| What you have to do |
Repeat every line below exactly, word for word.

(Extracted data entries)
»»
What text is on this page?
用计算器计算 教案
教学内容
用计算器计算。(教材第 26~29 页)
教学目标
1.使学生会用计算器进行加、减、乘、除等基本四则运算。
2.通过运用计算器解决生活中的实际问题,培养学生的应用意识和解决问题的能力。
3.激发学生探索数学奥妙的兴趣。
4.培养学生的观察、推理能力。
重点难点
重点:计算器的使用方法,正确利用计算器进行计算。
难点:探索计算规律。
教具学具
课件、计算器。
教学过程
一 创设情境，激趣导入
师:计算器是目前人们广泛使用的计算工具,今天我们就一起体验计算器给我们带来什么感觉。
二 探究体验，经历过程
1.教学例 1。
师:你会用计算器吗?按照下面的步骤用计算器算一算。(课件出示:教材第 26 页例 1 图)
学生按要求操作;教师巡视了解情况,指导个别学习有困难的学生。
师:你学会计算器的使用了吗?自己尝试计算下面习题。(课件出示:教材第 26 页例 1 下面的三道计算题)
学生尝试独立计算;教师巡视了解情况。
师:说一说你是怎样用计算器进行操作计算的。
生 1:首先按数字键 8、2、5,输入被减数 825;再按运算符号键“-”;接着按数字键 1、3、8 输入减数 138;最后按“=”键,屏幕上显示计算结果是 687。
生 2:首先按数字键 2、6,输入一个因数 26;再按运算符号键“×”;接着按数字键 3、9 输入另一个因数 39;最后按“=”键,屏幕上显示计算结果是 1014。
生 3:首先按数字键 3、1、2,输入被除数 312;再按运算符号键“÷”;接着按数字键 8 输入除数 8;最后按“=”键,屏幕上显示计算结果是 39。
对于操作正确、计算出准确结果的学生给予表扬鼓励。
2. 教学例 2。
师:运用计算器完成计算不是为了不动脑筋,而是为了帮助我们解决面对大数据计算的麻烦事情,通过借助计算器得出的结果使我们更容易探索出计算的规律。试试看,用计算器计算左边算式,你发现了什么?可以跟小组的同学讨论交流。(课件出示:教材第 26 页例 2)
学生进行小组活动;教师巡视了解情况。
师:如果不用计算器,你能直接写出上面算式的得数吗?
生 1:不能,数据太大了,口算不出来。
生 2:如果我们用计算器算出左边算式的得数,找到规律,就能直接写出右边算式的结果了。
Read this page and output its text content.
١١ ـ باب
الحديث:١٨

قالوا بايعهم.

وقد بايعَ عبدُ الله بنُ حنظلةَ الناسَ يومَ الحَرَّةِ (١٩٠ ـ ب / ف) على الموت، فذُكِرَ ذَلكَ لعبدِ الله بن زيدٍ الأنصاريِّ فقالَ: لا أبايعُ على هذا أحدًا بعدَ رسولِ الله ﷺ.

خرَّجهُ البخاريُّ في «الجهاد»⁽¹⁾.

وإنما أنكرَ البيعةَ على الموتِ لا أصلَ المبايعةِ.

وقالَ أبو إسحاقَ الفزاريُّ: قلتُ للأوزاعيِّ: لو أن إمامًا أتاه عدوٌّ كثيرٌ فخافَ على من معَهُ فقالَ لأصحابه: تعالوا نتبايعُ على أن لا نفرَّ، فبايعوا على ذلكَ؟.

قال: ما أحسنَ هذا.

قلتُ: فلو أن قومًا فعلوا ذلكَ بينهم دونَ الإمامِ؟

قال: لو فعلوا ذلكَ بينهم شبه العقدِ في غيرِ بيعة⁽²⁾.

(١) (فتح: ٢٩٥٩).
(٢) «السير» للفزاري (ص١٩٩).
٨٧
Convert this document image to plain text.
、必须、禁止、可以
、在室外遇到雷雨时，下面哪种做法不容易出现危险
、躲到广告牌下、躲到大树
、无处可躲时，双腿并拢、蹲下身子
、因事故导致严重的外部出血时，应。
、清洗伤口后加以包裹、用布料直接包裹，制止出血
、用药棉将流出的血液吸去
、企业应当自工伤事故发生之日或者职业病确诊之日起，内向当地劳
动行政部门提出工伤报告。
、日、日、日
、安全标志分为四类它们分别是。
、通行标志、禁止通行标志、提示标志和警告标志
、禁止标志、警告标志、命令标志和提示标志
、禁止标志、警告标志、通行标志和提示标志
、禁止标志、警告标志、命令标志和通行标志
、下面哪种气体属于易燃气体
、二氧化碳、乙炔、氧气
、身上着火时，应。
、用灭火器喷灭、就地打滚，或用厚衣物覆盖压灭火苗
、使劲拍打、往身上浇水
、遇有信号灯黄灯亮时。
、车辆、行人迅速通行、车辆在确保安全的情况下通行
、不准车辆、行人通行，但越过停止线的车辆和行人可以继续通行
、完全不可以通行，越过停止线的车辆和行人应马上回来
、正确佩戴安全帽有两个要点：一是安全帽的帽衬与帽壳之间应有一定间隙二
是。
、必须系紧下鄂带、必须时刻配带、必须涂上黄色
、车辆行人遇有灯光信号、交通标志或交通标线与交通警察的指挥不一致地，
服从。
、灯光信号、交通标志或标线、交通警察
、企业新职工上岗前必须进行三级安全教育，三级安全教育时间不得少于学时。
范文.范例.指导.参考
««
| The result |
What text is on this page?
用计算器计算 教案
教学内容
用计算器计算。(教材第 26~29 页)
教学目标
1.使学生会用计算器进行加、减、乘、除等基本四则运算。
2.通过运用计算器解决生活中的实际问题,培养学生的应用意识和解决问题的能力。
3.激发学生探索数学奥妙的兴趣。
4.培养学生的观察、推理能力。
重点难点
重点:计算器的使用方法,正确利用计算器进行计算。
难点:探索计算规律。
教具学具
课件、计算器。
教学过程
一 创设情境，激趣导入
师:计算器是目前人们广泛使用的计算工具,今天我们就一起体验计算器给我们带来什么感觉。
二 探究体验，经历过程
1.教学例 1。
师:你会用计算器吗?按照下面的步骤用计算器算一算。(课件出示:教材第 26 页例 1 图)
学生按要求操作;教师巡视了解情况,指导个别学习有困难的学生。
师:你学会计算器的使用了吗?自己尝试计算下面习题。(课件出示:教材第 26 页例 1 下面的三道计算题)
学生尝试独立计算;教师巡视了解情况。
师:说一说你是怎样用计算器进行操作计算的。
生 1:首先按数字键 8、2、5,输入被减数 825;再按运算符号键“-”;接着按数字键 1、3、8 输入减数 138;最后按“=”键,屏幕上显示计算结果是 687。
生 2:首先按数字键 2、6,输入一个因数 26;再按运算符号键“×”;接着按数字键 3、9 输入另一个因数 39;最后按“=”键,屏幕上显示计算结果是 1014。
生 3:首先按数字键 3、1、2,输入被除数 312;再按运算符号键“÷”;接着按数字键 8 输入除数 8;最后按“=”键,屏幕上显示计算结果是 39。
对于操作正确、计算出准确结果的学生给予表扬鼓励。
2. 教学例 2。
师:运用计算器完成计算不是为了不动脑筋,而是为了帮助我们解决面对大数据计算的麻烦事情,通过借助计算器得出的结果使我们更容易探索出计算的规律。试试看,用计算器计算左边算式,你发现了什么?可以跟小组的同学讨论交流。(课件出示:教材第 26 页例 2)
学生进行小组活动;教师巡视了解情况。
师:如果不用计算器,你能直接写出上面算式的得数吗?
生 1:不能,数据太大了,口算不出来。
生 2:如果我们用计算器算出左边算式的得数,找到规律,就能直接写出右边算式的结果了。
Read this page and output its text content.
١١ ـ باب
الحديث:١٨

قالوا بايعهم.

وقد بايعَ عبدُ الله بنُ حنظلةَ الناسَ يومَ الحَرَّةِ (١٩٠ ـ ب / ف) على الموت، فذُكِرَ ذَلكَ لعبدِ الله بن زيدٍ الأنصاريِّ فقالَ: لا أبايعُ على هذا أحدًا بعدَ رسولِ الله ﷺ.

خرَّجهُ البخاريُّ في «الجهاد»⁽¹⁾.

وإنما أنكرَ البيعةَ على الموتِ لا أصلَ المبايعةِ.

وقالَ أبو إسحاقَ الفزاريُّ: قلتُ للأوزاعيِّ: لو أن إمامًا أتاه عدوٌّ كثيرٌ فخافَ على من معَهُ فقالَ لأصحابه: تعالوا نتبايعُ على أن لا نفرَّ، فبايعوا على ذلكَ؟.

قال: ما أحسنَ هذا.

قلتُ: فلو أن قومًا فعلوا ذلكَ بينهم دونَ الإمامِ؟

قال: لو فعلوا ذلكَ بينهم شبه العقدِ في غيرِ بيعة⁽²⁾.

(١) (فتح: ٢٩٥٩).
(٢) «السير» للفزاري (ص١٩٩).
٨٧
Convert this document image to plain text.
、必须、禁止、可以
、在室外遇到雷雨时，下面哪种做法不容易出现危险
、躲到广告牌下、躲到大树
、无处可躲时，双腿并拢、蹲下身子
、因事故导致严重的外部出血时，应。
、清洗伤口后加以包裹、用布料直接包裹，制止出血
、用药棉将流出的血液吸去
、企业应当自工伤事故发生之日或者职业病确诊之日起，内向当地劳
动行政部门提出工伤报告。
、日、日、日
、安全标志分为四类它们分别是。
、通行标志、禁止通行标志、提示标志和警告标志
、禁止标志、警告标志、命令标志和提示标志
、禁止标志、警告标志、通行标志和提示标志
、禁止标志、警告标志、命令标志和通行标志
、下面哪种气体属于易燃气体
、二氧化碳、乙炔、氧气
、身上着火时，应。
、用灭火器喷灭、就地打滚，或用厚衣物覆盖压灭火苗
、使劲拍打、往身上浇水
、遇有信号灯黄灯亮时。
、车辆、行人迅速通行、车辆在确保安全的情况下通行
、不准车辆、行人通行，但越过停止线的车辆和行人可以继续通行
、完全不可以通行，越过停止线的车辆和行人应马上回来
、正确佩戴安全帽有两个要点：一是安全帽的帽衬与帽壳之间应有一定间隙二
是。
、必须系紧下鄂带、必须时刻配带、必须涂上黄色
、车辆行人遇有灯光信号、交通标志或交通标线与交通警察的指挥不一致地，
服从。
、灯光信号、交通标志或标线、交通警察
、企业新职工上岗前必须进行三级安全教育，三级安全教育时间不得少于学时。
范文.范例.指导.参考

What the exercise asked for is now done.